→ **The task**: Print out every line, exactly as written.
-- start of Data entries --
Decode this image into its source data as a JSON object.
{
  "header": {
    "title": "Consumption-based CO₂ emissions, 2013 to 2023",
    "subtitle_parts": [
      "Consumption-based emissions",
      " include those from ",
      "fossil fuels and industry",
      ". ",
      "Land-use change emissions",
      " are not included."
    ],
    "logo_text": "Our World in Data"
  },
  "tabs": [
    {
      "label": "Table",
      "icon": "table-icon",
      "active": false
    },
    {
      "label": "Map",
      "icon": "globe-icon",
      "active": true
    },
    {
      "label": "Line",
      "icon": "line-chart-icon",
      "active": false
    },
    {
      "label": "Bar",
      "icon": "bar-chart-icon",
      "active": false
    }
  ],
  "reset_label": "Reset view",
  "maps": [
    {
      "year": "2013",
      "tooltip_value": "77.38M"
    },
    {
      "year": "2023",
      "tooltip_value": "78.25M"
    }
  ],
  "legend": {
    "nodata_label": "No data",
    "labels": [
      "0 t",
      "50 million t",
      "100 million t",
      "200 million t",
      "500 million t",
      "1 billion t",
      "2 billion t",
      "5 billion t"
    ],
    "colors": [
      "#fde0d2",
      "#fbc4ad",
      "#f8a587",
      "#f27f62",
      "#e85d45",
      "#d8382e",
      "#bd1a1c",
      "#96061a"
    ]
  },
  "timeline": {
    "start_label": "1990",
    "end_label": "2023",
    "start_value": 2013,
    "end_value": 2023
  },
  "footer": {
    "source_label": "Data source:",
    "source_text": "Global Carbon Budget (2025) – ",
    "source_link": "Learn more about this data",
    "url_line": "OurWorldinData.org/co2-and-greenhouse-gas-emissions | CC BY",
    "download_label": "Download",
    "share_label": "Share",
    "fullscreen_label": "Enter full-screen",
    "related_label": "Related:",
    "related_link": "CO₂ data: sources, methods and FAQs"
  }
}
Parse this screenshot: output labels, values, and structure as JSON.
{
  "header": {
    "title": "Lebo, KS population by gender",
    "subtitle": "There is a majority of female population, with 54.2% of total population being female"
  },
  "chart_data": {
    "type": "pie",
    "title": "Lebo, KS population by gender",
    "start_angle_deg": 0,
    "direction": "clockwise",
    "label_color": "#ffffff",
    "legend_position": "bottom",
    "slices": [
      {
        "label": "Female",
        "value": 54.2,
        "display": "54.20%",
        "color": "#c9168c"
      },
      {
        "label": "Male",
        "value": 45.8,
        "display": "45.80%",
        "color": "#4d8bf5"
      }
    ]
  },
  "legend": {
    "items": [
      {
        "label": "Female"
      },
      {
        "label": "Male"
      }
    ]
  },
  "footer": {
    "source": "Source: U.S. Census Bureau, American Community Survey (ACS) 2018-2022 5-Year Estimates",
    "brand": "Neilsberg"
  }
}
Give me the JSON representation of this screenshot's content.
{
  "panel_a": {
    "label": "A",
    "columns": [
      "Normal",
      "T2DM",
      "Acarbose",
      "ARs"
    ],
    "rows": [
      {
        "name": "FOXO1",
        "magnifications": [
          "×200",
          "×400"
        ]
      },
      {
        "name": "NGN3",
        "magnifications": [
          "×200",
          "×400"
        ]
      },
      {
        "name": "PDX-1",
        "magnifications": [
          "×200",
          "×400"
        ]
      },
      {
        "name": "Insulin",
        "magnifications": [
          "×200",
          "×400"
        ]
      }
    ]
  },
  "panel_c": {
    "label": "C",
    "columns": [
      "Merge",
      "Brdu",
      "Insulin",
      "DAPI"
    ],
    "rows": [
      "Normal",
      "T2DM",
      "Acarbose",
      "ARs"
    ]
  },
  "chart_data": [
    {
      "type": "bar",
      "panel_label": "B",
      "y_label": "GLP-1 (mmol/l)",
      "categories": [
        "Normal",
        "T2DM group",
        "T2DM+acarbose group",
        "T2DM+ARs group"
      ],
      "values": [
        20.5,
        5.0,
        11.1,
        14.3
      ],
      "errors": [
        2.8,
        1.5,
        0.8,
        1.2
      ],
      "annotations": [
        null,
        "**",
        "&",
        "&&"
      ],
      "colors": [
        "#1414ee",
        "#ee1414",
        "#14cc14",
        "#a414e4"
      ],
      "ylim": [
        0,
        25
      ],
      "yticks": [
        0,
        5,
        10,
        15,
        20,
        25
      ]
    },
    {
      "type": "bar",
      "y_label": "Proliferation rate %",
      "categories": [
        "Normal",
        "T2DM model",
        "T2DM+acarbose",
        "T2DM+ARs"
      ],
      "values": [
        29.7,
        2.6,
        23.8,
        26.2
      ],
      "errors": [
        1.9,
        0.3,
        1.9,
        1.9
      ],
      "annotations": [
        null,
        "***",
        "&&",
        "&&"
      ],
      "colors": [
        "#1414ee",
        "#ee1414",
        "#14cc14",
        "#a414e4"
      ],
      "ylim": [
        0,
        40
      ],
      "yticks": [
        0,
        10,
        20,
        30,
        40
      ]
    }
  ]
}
-- end of Data entries --
→ **Completed exercise**:
Decode this image into its source data as a JSON object.
{
  "header": {
    "title": "Consumption-based CO₂ emissions, 2013 to 2023",
    "subtitle_parts": [
      "Consumption-based emissions",
      " include those from ",
      "fossil fuels and industry",
      ". ",
      "Land-use change emissions",
      " are not included."
    ],
    "logo_text": "Our World in Data"
  },
  "tabs": [
    {
      "label": "Table",
      "icon": "table-icon",
      "active": false
    },
    {
      "label": "Map",
      "icon": "globe-icon",
      "active": true
    },
    {
      "label": "Line",
      "icon": "line-chart-icon",
      "active": false
    },
    {
      "label": "Bar",
      "icon": "bar-chart-icon",
      "active": false
    }
  ],
  "reset_label": "Reset view",
  "maps": [
    {
      "year": "2013",
      "tooltip_value": "77.38M"
    },
    {
      "year": "2023",
      "tooltip_value": "78.25M"
    }
  ],
  "legend": {
    "nodata_label": "No data",
    "labels": [
      "0 t",
      "50 million t",
      "100 million t",
      "200 million t",
      "500 million t",
      "1 billion t",
      "2 billion t",
      "5 billion t"
    ],
    "colors": [
      "#fde0d2",
      "#fbc4ad",
      "#f8a587",
      "#f27f62",
      "#e85d45",
      "#d8382e",
      "#bd1a1c",
      "#96061a"
    ]
  },
  "timeline": {
    "start_label": "1990",
    "end_label": "2023",
    "start_value": 2013,
    "end_value": 2023
  },
  "footer": {
    "source_label": "Data source:",
    "source_text": "Global Carbon Budget (2025) – ",
    "source_link": "Learn more about this data",
    "url_line": "OurWorldinData.org/co2-and-greenhouse-gas-emissions | CC BY",
    "download_label": "Download",
    "share_label": "Share",
    "fullscreen_label": "Enter full-screen",
    "related_label": "Related:",
    "related_link": "CO₂ data: sources, methods and FAQs"
  }
}
Parse this screenshot: output labels, values, and structure as JSON.
{
  "header": {
    "title": "Lebo, KS population by gender",
    "subtitle": "There is a majority of female population, with 54.2% of total population being female"
  },
  "chart_data": {
    "type": "pie",
    "title": "Lebo, KS population by gender",
    "start_angle_deg": 0,
    "direction": "clockwise",
    "label_color": "#ffffff",
    "legend_position": "bottom",
    "slices": [
      {
        "label": "Female",
        "value": 54.2,
        "display": "54.20%",
        "color": "#c9168c"
      },
      {
        "label": "Male",
        "value": 45.8,
        "display": "45.80%",
        "color": "#4d8bf5"
      }
    ]
  },
  "legend": {
    "items": [
      {
        "label": "Female"
      },
      {
        "label": "Male"
      }
    ]
  },
  "footer": {
    "source": "Source: U.S. Census Bureau, American Community Survey (ACS) 2018-2022 5-Year Estimates",
    "brand": "Neilsberg"
  }
}
Give me the JSON representation of this screenshot's content.
{
  "panel_a": {
    "label": "A",
    "columns": [
      "Normal",
      "T2DM",
      "Acarbose",
      "ARs"
    ],
    "rows": [
      {
        "name": "FOXO1",
        "magnifications": [
          "×200",
          "×400"
        ]
      },
      {
        "name": "NGN3",
        "magnifications": [
          "×200",
          "×400"
        ]
      },
      {
        "name": "PDX-1",
        "magnifications": [
          "×200",
          "×400"
        ]
      },
      {
        "name": "Insulin",
        "magnifications": [
          "×200",
          "×400"
        ]
      }
    ]
  },
  "panel_c": {
    "label": "C",
    "columns": [
      "Merge",
      "Brdu",
      "Insulin",
      "DAPI"
    ],
    "rows": [
      "Normal",
      "T2DM",
      "Acarbose",
      "ARs"
    ]
  },
  "chart_data": [
    {
      "type": "bar",
      "panel_label": "B",
      "y_label": "GLP-1 (mmol/l)",
      "categories": [
        "Normal",
        "T2DM group",
        "T2DM+acarbose group",
        "T2DM+ARs group"
      ],
      "values": [
        20.5,
        5.0,
        11.1,
        14.3
      ],
      "errors": [
        2.8,
        1.5,
        0.8,
        1.2
      ],
      "annotations": [
        null,
        "**",
        "&",
        "&&"
      ],
      "colors": [
        "#1414ee",
        "#ee1414",
        "#14cc14",
        "#a414e4"
      ],
      "ylim": [
        0,
        25
      ],
      "yticks": [
        0,
        5,
        10,
        15,
        20,
        25
      ]
    },
    {
      "type": "bar",
      "y_label": "Proliferation rate %",
      "categories": [
        "Normal",
        "T2DM model",
        "T2DM+acarbose",
        "T2DM+ARs"
      ],
      "values": [
        29.7,
        2.6,
        23.8,
        26.2
      ],
      "errors": [
        1.9,
        0.3,
        1.9,
        1.9
      ],
      "annotations": [
        null,
        "***",
        "&&",
        "&&"
      ],
      "colors": [
        "#1414ee",
        "#ee1414",
        "#14cc14",
        "#a414e4"
      ],
      "ylim": [
        0,
        40
      ],
      "yticks": [
        0,
        10,
        20,
        30,
        40
      ]
    }
  ]
}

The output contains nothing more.